» WHAT YOU NEED TO DO:
Copy every line of the listing exactly.

------------------------------------

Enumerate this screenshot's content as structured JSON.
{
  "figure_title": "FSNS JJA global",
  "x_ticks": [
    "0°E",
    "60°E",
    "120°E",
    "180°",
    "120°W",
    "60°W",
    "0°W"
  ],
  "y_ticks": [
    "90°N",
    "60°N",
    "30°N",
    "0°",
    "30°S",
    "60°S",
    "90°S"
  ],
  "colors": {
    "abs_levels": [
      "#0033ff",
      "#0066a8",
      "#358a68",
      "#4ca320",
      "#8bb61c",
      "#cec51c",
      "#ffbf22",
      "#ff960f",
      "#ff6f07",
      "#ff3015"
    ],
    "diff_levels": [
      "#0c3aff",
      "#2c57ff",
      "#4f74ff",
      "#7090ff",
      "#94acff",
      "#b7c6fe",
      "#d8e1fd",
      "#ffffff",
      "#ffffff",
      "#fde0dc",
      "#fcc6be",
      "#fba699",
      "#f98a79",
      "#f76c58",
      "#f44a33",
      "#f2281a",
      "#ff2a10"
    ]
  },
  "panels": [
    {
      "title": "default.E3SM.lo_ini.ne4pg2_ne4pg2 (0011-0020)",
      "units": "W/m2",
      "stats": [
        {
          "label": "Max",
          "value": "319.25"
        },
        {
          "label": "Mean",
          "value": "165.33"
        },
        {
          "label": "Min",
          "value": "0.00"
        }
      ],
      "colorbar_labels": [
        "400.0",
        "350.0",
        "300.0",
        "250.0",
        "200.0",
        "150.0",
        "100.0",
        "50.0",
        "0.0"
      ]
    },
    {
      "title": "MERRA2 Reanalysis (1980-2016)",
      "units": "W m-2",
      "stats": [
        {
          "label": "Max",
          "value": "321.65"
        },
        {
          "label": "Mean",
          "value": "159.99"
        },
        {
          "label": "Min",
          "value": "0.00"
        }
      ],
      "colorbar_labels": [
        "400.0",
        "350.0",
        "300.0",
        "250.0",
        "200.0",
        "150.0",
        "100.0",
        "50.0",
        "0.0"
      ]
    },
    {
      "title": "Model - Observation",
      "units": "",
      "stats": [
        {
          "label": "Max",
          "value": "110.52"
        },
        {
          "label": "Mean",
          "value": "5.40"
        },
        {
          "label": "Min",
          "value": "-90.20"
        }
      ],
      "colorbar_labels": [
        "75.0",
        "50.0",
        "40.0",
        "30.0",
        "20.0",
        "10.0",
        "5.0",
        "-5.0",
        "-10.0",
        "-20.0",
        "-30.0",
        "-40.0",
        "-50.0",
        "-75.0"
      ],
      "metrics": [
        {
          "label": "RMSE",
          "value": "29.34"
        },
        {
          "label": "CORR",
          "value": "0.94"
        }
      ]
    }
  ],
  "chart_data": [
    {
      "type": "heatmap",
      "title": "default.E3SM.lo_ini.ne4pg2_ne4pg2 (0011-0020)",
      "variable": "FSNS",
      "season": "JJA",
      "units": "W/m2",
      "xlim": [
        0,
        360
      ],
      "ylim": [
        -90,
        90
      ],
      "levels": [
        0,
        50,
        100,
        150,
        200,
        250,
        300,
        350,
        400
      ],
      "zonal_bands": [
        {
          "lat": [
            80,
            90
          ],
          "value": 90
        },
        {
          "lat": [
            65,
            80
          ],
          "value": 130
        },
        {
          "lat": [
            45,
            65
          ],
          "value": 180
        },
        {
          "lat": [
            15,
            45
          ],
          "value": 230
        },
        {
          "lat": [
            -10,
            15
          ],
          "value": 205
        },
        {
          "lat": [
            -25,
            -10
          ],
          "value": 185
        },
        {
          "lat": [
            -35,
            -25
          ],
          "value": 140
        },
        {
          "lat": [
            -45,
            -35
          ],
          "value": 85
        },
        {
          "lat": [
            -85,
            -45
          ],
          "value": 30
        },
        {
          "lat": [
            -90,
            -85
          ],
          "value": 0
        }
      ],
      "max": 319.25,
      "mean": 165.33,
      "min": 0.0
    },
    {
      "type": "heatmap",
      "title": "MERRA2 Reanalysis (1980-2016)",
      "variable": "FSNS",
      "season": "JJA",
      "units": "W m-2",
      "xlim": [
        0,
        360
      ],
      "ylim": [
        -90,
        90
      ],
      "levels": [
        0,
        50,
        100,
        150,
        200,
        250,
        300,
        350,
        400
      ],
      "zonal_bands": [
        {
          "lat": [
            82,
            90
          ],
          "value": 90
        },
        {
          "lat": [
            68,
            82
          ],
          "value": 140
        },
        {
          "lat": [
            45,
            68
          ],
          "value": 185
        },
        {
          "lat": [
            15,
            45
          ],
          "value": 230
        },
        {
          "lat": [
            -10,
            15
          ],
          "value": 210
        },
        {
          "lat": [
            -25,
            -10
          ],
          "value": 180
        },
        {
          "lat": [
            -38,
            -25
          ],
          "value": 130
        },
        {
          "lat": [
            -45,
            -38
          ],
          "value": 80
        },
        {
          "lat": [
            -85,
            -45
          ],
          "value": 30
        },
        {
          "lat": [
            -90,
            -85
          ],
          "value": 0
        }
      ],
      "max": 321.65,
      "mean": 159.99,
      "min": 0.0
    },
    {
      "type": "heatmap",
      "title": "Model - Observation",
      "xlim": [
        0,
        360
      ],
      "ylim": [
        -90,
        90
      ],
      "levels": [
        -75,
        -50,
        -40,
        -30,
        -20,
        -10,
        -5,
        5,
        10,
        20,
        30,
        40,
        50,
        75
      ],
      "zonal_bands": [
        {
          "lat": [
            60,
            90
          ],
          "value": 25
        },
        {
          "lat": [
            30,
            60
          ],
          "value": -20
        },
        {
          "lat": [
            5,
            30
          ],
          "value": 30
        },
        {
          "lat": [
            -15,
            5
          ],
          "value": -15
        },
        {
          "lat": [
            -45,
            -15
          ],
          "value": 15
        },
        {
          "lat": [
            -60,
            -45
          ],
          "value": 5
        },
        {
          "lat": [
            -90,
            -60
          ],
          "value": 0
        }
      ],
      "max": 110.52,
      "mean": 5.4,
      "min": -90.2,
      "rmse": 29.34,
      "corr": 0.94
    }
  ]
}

------------------------------------

» WORKED ANSWER:
Enumerate this screenshot's content as structured JSON.
{
  "figure_title": "FSNS JJA global",
  "x_ticks": [
    "0°E",
    "60°E",
    "120°E",
    "180°",
    "120°W",
    "60°W",
    "0°W"
  ],
  "y_ticks": [
    "90°N",
    "60°N",
    "30°N",
    "0°",
    "30°S",
    "60°S",
    "90°S"
  ],
  "colors": {
    "abs_levels": [
      "#0033ff",
      "#0066a8",
      "#358a68",
      "#4ca320",
      "#8bb61c",
      "#cec51c",
      "#ffbf22",
      "#ff960f",
      "#ff6f07",
      "#ff3015"
    ],
    "diff_levels": [
      "#0c3aff",
      "#2c57ff",
      "#4f74ff",
      "#7090ff",
      "#94acff",
      "#b7c6fe",
      "#d8e1fd",
      "#ffffff",
      "#ffffff",
      "#fde0dc",
      "#fcc6be",
      "#fba699",
      "#f98a79",
      "#f76c58",
      "#f44a33",
      "#f2281a",
      "#ff2a10"
    ]
  },
  "panels": [
    {
      "title": "default.E3SM.lo_ini.ne4pg2_ne4pg2 (0011-0020)",
      "units": "W/m2",
      "stats": [
        {
          "label": "Max",
          "value": "319.25"
        },
        {
          "label": "Mean",
          "value": "165.33"
        },
        {
          "label": "Min",
          "value": "0.00"
        }
      ],
      "colorbar_labels": [
        "400.0",
        "350.0",
        "300.0",
        "250.0",
        "200.0",
        "150.0",
        "100.0",
        "50.0",
        "0.0"
      ]
    },
    {
      "title": "MERRA2 Reanalysis (1980-2016)",
      "units": "W m-2",
      "stats": [
        {
          "label": "Max",
          "value": "321.65"
        },
        {
          "label": "Mean",
          "value": "159.99"
        },
        {
          "label": "Min",
          "value": "0.00"
        }
      ],
      "colorbar_labels": [
        "400.0",
        "350.0",
        "300.0",
        "250.0",
        "200.0",
        "150.0",
        "100.0",
        "50.0",
        "0.0"
      ]
    },
    {
      "title": "Model - Observation",
      "units": "",
      "stats": [
        {
          "label": "Max",
          "value": "110.52"
        },
        {
          "label": "Mean",
          "value": "5.40"
        },
        {
          "label": "Min",
          "value": "-90.20"
        }
      ],
      "colorbar_labels": [
        "75.0",
        "50.0",
        "40.0",
        "30.0",
        "20.0",
        "10.0",
        "5.0",
        "-5.0",
        "-10.0",
        "-20.0",
        "-30.0",
        "-40.0",
        "-50.0",
        "-75.0"
      ],
      "metrics": [
        {
          "label": "RMSE",
          "value": "29.34"
        },
        {
          "label": "CORR",
          "value": "0.94"
        }
      ]
    }
  ],
  "chart_data": [
    {
      "type": "heatmap",
      "title": "default.E3SM.lo_ini.ne4pg2_ne4pg2 (0011-0020)",
      "variable": "FSNS",
      "season": "JJA",
      "units": "W/m2",
      "xlim": [
        0,
        360
      ],
      "ylim": [
        -90,
        90
      ],
      "levels": [
        0,
        50,
        100,
        150,
        200,
        250,
        300,
        350,
        400
      ],
      "zonal_bands": [
        {
          "lat": [
            80,
            90
          ],
          "value": 90
        },
        {
          "lat": [
            65,
            80
          ],
          "value": 130
        },
        {
          "lat": [
            45,
            65
          ],
          "value": 180
        },
        {
          "lat": [
            15,
            45
          ],
          "value": 230
        },
        {
          "lat": [
            -10,
            15
          ],
          "value": 205
        },
        {
          "lat": [
            -25,
            -10
          ],
          "value": 185
        },
        {
          "lat": [
            -35,
            -25
          ],
          "value": 140
        },
        {
          "lat": [
            -45,
            -35
          ],
          "value": 85
        },
        {
          "lat": [
            -85,
            -45
          ],
          "value": 30
        },
        {
          "lat": [
            -90,
            -85
          ],
          "value": 0
        }
      ],
      "max": 319.25,
      "mean": 165.33,
      "min": 0.0
    },
    {
      "type": "heatmap",
      "title": "MERRA2 Reanalysis (1980-2016)",
      "variable": "FSNS",
      "season": "JJA",
      "units": "W m-2",
      "xlim": [
        0,
        360
      ],
      "ylim": [
        -90,
        90
      ],
      "levels": [
        0,
        50,
        100,
        150,
        200,
        250,
        300,
        350,
        400
      ],
      "zonal_bands": [
        {
          "lat": [
            82,
            90
          ],
          "value": 90
        },
        {
          "lat": [
            68,
            82
          ],
          "value": 140
        },
        {
          "lat": [
            45,
            68
          ],
          "value": 185
        },
        {
          "lat": [
            15,
            45
          ],
          "value": 230
        },
        {
          "lat": [
            -10,
            15
          ],
          "value": 210
        },
        {
          "lat": [
            -25,
            -10
          ],
          "value": 180
        },
        {
          "lat": [
            -38,
            -25
          ],
          "value": 130
        },
        {
          "lat": [
            -45,
            -38
          ],
          "value": 80
        },
        {
          "lat": [
            -85,
            -45
          ],
          "value": 30
        },
        {
          "lat": [
            -90,
            -85
          ],
          "value": 0
        }
      ],
      "max": 321.65,
      "mean": 159.99,
      "min": 0.0
    },
    {
      "type": "heatmap",
      "title": "Model - Observation",
      "xlim": [
        0,
        360
      ],
      "ylim": [
        -90,
        90
      ],
      "levels": [
        -75,
        -50,
        -40,
        -30,
        -20,
        -10,
        -5,
        5,
        10,
        20,
        30,
        40,
        50,
        75
      ],
      "zonal_bands": [
        {
          "lat": [
            60,
            90
          ],
          "value": 25
        },
        {
          "lat": [
            30,
            60
          ],
          "value": -20
        },
        {
          "lat": [
            5,
            30
          ],
          "value": 30
        },
        {
          "lat": [
            -15,
            5
          ],
          "value": -15
        },
        {
          "lat": [
            -45,
            -15
          ],
          "value": 15
        },
        {
          "lat": [
            -60,
            -45
          ],
          "value": 5
        },
        {
          "lat": [
            -90,
            -60
          ],
          "value": 0
        }
      ],
      "max": 110.52,
      "mean": 5.4,
      "min": -90.2,
      "rmse": 29.34,
      "corr": 0.94
    }
  ]
}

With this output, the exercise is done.